EXERCISE REQUIREMENTS: Restate the complete material exactly.
- - - - - - -
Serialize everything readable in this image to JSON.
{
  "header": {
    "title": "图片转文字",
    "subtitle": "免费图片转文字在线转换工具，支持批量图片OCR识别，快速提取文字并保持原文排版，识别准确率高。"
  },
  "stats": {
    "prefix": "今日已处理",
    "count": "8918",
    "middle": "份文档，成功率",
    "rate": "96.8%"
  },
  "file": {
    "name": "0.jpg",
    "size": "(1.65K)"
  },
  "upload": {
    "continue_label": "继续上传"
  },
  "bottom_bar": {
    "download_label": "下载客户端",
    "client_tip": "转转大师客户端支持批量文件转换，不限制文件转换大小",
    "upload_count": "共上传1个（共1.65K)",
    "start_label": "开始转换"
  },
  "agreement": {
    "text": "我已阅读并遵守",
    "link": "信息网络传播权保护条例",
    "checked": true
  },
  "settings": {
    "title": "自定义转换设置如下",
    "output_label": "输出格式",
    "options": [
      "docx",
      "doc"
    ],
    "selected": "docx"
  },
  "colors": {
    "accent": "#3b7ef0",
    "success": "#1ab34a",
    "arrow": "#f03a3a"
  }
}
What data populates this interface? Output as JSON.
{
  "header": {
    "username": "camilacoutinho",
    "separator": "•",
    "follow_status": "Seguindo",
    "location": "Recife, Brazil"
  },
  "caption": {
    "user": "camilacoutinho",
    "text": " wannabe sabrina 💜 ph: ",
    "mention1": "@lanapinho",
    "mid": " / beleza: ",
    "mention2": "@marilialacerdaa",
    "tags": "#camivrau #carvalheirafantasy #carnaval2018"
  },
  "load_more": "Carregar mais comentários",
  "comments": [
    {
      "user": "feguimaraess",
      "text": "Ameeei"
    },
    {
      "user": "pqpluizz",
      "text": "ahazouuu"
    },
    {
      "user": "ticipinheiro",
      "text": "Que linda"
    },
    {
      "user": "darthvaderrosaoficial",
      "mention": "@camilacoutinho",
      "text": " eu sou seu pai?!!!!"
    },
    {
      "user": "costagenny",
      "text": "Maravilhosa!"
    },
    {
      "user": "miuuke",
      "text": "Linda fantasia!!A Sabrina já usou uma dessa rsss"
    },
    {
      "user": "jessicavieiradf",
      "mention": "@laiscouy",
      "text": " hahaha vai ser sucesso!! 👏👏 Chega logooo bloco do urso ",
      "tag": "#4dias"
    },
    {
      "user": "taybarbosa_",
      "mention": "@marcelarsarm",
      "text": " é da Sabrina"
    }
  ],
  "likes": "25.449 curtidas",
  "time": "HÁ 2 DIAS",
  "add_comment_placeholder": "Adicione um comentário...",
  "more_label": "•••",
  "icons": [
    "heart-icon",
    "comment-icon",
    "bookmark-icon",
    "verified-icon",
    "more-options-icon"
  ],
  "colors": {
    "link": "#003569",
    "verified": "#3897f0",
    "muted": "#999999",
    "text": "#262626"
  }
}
- - - - - - -
SOLUTION FOR THIS PROBLEM:
Serialize everything readable in this image to JSON.
{
  "header": {
    "title": "图片转文字",
    "subtitle": "免费图片转文字在线转换工具，支持批量图片OCR识别，快速提取文字并保持原文排版，识别准确率高。"
  },
  "stats": {
    "prefix": "今日已处理",
    "count": "8918",
    "middle": "份文档，成功率",
    "rate": "96.8%"
  },
  "file": {
    "name": "0.jpg",
    "size": "(1.65K)"
  },
  "upload": {
    "continue_label": "继续上传"
  },
  "bottom_bar": {
    "download_label": "下载客户端",
    "client_tip": "转转大师客户端支持批量文件转换，不限制文件转换大小",
    "upload_count": "共上传1个（共1.65K)",
    "start_label": "开始转换"
  },
  "agreement": {
    "text": "我已阅读并遵守",
    "link": "信息网络传播权保护条例",
    "checked": true
  },
  "settings": {
    "title": "自定义转换设置如下",
    "output_label": "输出格式",
    "options": [
      "docx",
      "doc"
    ],
    "selected": "docx"
  },
  "colors": {
    "accent": "#3b7ef0",
    "success": "#1ab34a",
    "arrow": "#f03a3a"
  }
}
What data populates this interface? Output as JSON.
{
  "header": {
    "username": "camilacoutinho",
    "separator": "•",
    "follow_status": "Seguindo",
    "location": "Recife, Brazil"
  },
  "caption": {
    "user": "camilacoutinho",
    "text": " wannabe sabrina 💜 ph: ",
    "mention1": "@lanapinho",
    "mid": " / beleza: ",
    "mention2": "@marilialacerdaa",
    "tags": "#camivrau #carvalheirafantasy #carnaval2018"
  },
  "load_more": "Carregar mais comentários",
  "comments": [
    {
      "user": "feguimaraess",
      "text": "Ameeei"
    },
    {
      "user": "pqpluizz",
      "text": "ahazouuu"
    },
    {
      "user": "ticipinheiro",
      "text": "Que linda"
    },
    {
      "user": "darthvaderrosaoficial",
      "mention": "@camilacoutinho",
      "text": " eu sou seu pai?!!!!"
    },
    {
      "user": "costagenny",
      "text": "Maravilhosa!"
    },
    {
      "user": "miuuke",
      "text": "Linda fantasia!!A Sabrina já usou uma dessa rsss"
    },
    {
      "user": "jessicavieiradf",
      "mention": "@laiscouy",
      "text": " hahaha vai ser sucesso!! 👏👏 Chega logooo bloco do urso ",
      "tag": "#4dias"
    },
    {
      "user": "taybarbosa_",
      "mention": "@marcelarsarm",
      "text": " é da Sabrina"
    }
  ],
  "likes": "25.449 curtidas",
  "time": "HÁ 2 DIAS",
  "add_comment_placeholder": "Adicione um comentário...",
  "more_label": "•••",
  "icons": [
    "heart-icon",
    "comment-icon",
    "bookmark-icon",
    "verified-icon",
    "more-options-icon"
  ],
  "colors": {
    "link": "#003569",
    "verified": "#3897f0",
    "muted": "#999999",
    "text": "#262626"
  }
}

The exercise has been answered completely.